- [SET EXERCISE]:
Write out every entry exactly as given, but omit the pictures.

- [PROVIDED ENTRIES]:
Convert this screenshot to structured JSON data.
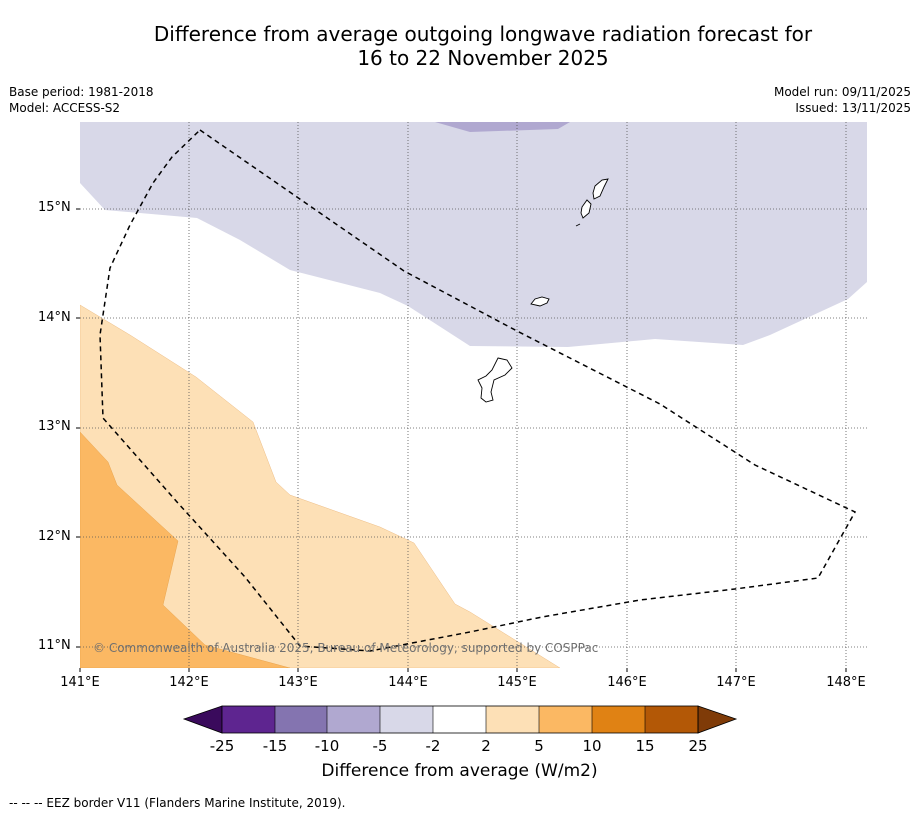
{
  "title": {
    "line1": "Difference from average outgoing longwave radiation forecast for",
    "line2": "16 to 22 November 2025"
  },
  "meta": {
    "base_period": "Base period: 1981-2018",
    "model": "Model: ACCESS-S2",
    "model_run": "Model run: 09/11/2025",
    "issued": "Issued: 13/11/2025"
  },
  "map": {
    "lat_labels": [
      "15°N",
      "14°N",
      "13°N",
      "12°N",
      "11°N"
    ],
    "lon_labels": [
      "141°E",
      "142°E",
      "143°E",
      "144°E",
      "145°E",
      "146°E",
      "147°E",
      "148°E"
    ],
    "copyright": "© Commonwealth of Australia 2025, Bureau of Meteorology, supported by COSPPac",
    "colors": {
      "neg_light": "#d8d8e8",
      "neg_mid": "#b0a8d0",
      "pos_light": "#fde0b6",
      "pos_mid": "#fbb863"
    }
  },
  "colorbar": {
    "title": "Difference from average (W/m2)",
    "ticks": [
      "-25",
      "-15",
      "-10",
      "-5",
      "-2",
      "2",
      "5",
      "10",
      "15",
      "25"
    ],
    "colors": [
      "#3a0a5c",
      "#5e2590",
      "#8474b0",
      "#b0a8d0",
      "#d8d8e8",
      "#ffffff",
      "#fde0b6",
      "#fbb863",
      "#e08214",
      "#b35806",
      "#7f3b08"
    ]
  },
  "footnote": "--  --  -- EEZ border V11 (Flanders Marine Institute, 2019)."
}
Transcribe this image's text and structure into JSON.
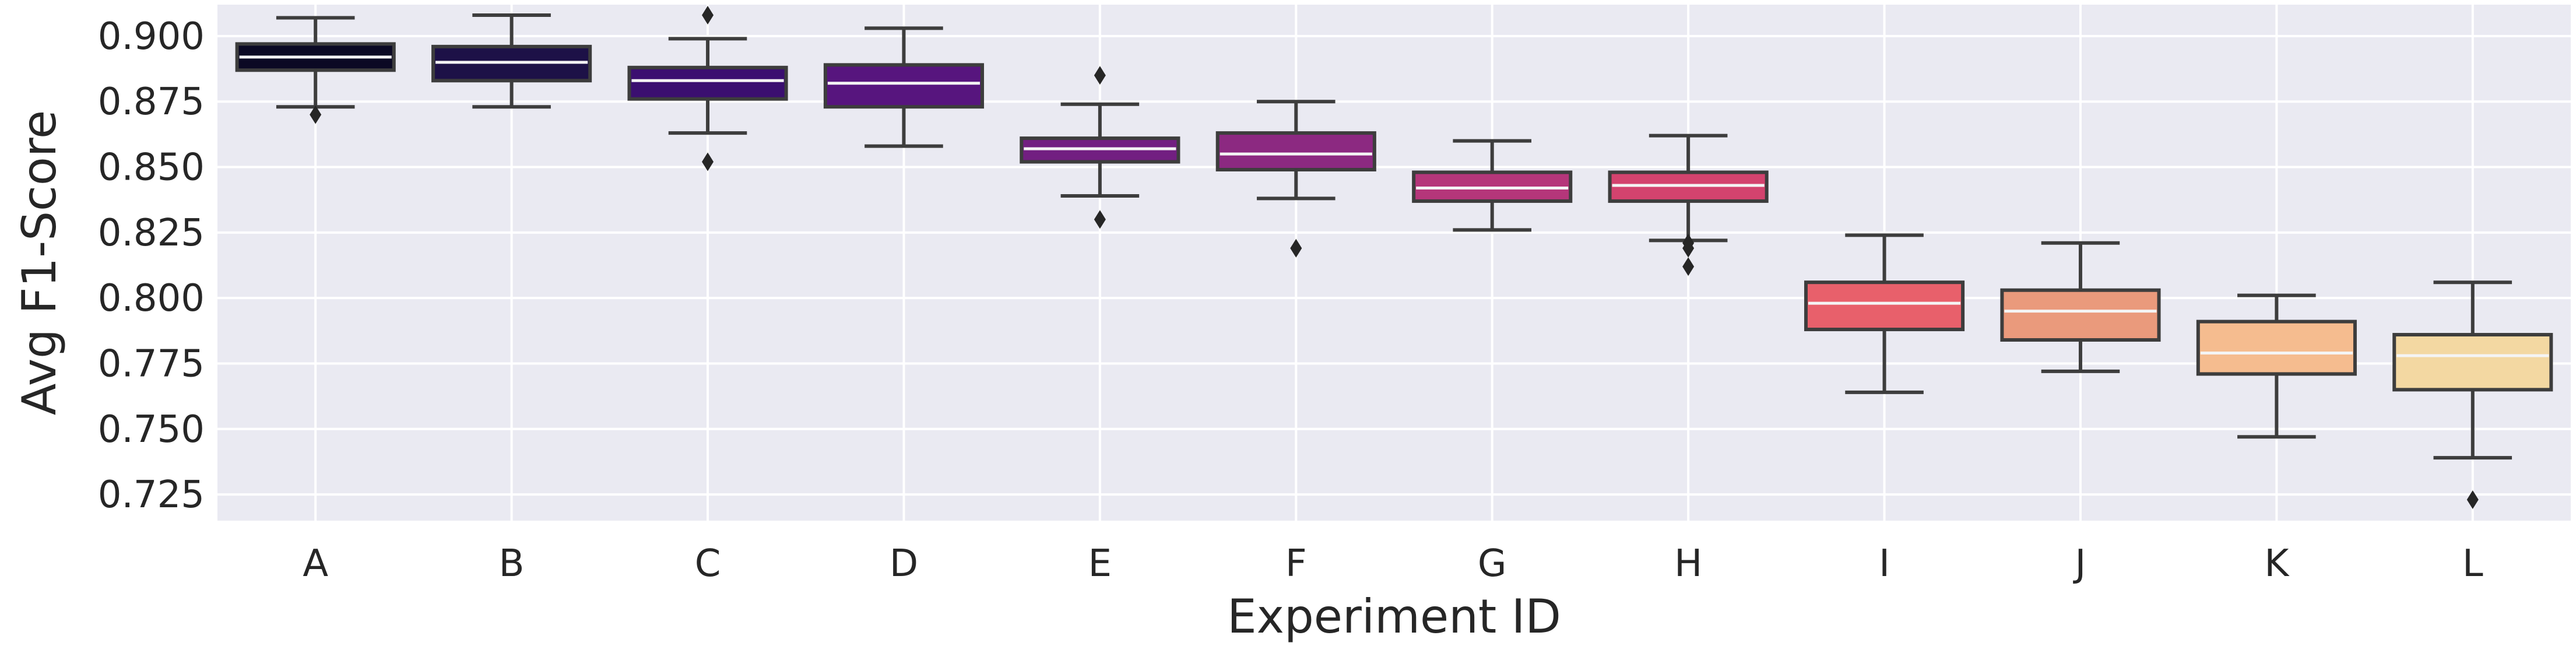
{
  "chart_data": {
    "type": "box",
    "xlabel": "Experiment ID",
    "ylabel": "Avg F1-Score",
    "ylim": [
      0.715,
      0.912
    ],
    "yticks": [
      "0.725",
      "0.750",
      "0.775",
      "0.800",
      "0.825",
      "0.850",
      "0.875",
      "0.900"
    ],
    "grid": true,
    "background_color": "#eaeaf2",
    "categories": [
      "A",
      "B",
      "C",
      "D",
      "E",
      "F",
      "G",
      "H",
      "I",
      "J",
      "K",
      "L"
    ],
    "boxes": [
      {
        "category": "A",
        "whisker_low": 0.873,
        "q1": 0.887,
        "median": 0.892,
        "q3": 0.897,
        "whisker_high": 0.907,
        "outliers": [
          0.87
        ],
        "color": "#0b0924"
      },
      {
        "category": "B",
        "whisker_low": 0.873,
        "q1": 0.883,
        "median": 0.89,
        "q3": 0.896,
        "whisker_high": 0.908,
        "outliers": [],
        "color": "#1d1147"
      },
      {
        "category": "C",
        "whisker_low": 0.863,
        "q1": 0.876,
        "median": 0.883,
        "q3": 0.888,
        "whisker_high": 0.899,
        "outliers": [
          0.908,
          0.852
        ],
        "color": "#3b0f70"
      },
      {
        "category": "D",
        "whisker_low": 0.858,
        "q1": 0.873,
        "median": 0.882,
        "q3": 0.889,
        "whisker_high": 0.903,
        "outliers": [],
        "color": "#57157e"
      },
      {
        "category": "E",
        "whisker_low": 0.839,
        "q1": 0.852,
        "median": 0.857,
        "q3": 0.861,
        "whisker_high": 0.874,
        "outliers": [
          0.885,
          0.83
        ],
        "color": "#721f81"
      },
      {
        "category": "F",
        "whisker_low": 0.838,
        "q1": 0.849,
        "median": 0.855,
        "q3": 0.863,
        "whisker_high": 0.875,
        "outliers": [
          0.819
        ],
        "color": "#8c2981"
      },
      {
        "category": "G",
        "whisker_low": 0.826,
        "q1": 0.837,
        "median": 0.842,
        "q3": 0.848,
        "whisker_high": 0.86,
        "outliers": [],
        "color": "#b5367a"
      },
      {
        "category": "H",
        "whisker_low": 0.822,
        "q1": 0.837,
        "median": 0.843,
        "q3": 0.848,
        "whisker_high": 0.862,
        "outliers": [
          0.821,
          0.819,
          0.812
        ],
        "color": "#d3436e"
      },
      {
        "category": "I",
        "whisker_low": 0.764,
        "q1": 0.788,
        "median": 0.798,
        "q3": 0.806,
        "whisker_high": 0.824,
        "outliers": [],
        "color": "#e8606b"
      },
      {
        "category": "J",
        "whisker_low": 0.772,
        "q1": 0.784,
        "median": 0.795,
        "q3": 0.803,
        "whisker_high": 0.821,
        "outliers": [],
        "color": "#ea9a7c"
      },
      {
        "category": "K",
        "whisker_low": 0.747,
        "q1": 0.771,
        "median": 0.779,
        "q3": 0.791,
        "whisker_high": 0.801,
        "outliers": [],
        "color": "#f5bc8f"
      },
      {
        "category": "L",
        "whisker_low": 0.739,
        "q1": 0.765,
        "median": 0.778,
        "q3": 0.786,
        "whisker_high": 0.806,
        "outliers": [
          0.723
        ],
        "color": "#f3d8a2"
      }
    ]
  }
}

- [ANSWER FOR THIS EXERCISE]:
Convert this screenshot to structured JSON data.
{
  "title": {
    "line1": "Difference from average outgoing longwave radiation forecast for",
    "line2": "16 to 22 November 2025"
  },
  "meta": {
    "base_period": "Base period: 1981-2018",
    "model": "Model: ACCESS-S2",
    "model_run": "Model run: 09/11/2025",
    "issued": "Issued: 13/11/2025"
  },
  "map": {
    "lat_labels": [
      "15°N",
      "14°N",
      "13°N",
      "12°N",
      "11°N"
    ],
    "lon_labels": [
      "141°E",
      "142°E",
      "143°E",
      "144°E",
      "145°E",
      "146°E",
      "147°E",
      "148°E"
    ],
    "copyright": "© Commonwealth of Australia 2025, Bureau of Meteorology, supported by COSPPac",
    "colors": {
      "neg_light": "#d8d8e8",
      "neg_mid": "#b0a8d0",
      "pos_light": "#fde0b6",
      "pos_mid": "#fbb863"
    }
  },
  "colorbar": {
    "title": "Difference from average (W/m2)",
    "ticks": [
      "-25",
      "-15",
      "-10",
      "-5",
      "-2",
      "2",
      "5",
      "10",
      "15",
      "25"
    ],
    "colors": [
      "#3a0a5c",
      "#5e2590",
      "#8474b0",
      "#b0a8d0",
      "#d8d8e8",
      "#ffffff",
      "#fde0b6",
      "#fbb863",
      "#e08214",
      "#b35806",
      "#7f3b08"
    ]
  },
  "footnote": "--  --  -- EEZ border V11 (Flanders Marine Institute, 2019)."
}
Transcribe this image's text and structure into JSON.
{
  "chart_data": {
    "type": "box",
    "xlabel": "Experiment ID",
    "ylabel": "Avg F1-Score",
    "ylim": [
      0.715,
      0.912
    ],
    "yticks": [
      "0.725",
      "0.750",
      "0.775",
      "0.800",
      "0.825",
      "0.850",
      "0.875",
      "0.900"
    ],
    "grid": true,
    "background_color": "#eaeaf2",
    "categories": [
      "A",
      "B",
      "C",
      "D",
      "E",
      "F",
      "G",
      "H",
      "I",
      "J",
      "K",
      "L"
    ],
    "boxes": [
      {
        "category": "A",
        "whisker_low": 0.873,
        "q1": 0.887,
        "median": 0.892,
        "q3": 0.897,
        "whisker_high": 0.907,
        "outliers": [
          0.87
        ],
        "color": "#0b0924"
      },
      {
        "category": "B",
        "whisker_low": 0.873,
        "q1": 0.883,
        "median": 0.89,
        "q3": 0.896,
        "whisker_high": 0.908,
        "outliers": [],
        "color": "#1d1147"
      },
      {
        "category": "C",
        "whisker_low": 0.863,
        "q1": 0.876,
        "median": 0.883,
        "q3": 0.888,
        "whisker_high": 0.899,
        "outliers": [
          0.908,
          0.852
        ],
        "color": "#3b0f70"
      },
      {
        "category": "D",
        "whisker_low": 0.858,
        "q1": 0.873,
        "median": 0.882,
        "q3": 0.889,
        "whisker_high": 0.903,
        "outliers": [],
        "color": "#57157e"
      },
      {
        "category": "E",
        "whisker_low": 0.839,
        "q1": 0.852,
        "median": 0.857,
        "q3": 0.861,
        "whisker_high": 0.874,
        "outliers": [
          0.885,
          0.83
        ],
        "color": "#721f81"
      },
      {
        "category": "F",
        "whisker_low": 0.838,
        "q1": 0.849,
        "median": 0.855,
        "q3": 0.863,
        "whisker_high": 0.875,
        "outliers": [
          0.819
        ],
        "color": "#8c2981"
      },
      {
        "category": "G",
        "whisker_low": 0.826,
        "q1": 0.837,
        "median": 0.842,
        "q3": 0.848,
        "whisker_high": 0.86,
        "outliers": [],
        "color": "#b5367a"
      },
      {
        "category": "H",
        "whisker_low": 0.822,
        "q1": 0.837,
        "median": 0.843,
        "q3": 0.848,
        "whisker_high": 0.862,
        "outliers": [
          0.821,
          0.819,
          0.812
        ],
        "color": "#d3436e"
      },
      {
        "category": "I",
        "whisker_low": 0.764,
        "q1": 0.788,
        "median": 0.798,
        "q3": 0.806,
        "whisker_high": 0.824,
        "outliers": [],
        "color": "#e8606b"
      },
      {
        "category": "J",
        "whisker_low": 0.772,
        "q1": 0.784,
        "median": 0.795,
        "q3": 0.803,
        "whisker_high": 0.821,
        "outliers": [],
        "color": "#ea9a7c"
      },
      {
        "category": "K",
        "whisker_low": 0.747,
        "q1": 0.771,
        "median": 0.779,
        "q3": 0.791,
        "whisker_high": 0.801,
        "outliers": [],
        "color": "#f5bc8f"
      },
      {
        "category": "L",
        "whisker_low": 0.739,
        "q1": 0.765,
        "median": 0.778,
        "q3": 0.786,
        "whisker_high": 0.806,
        "outliers": [
          0.723
        ],
        "color": "#f3d8a2"
      }
    ]
  }
}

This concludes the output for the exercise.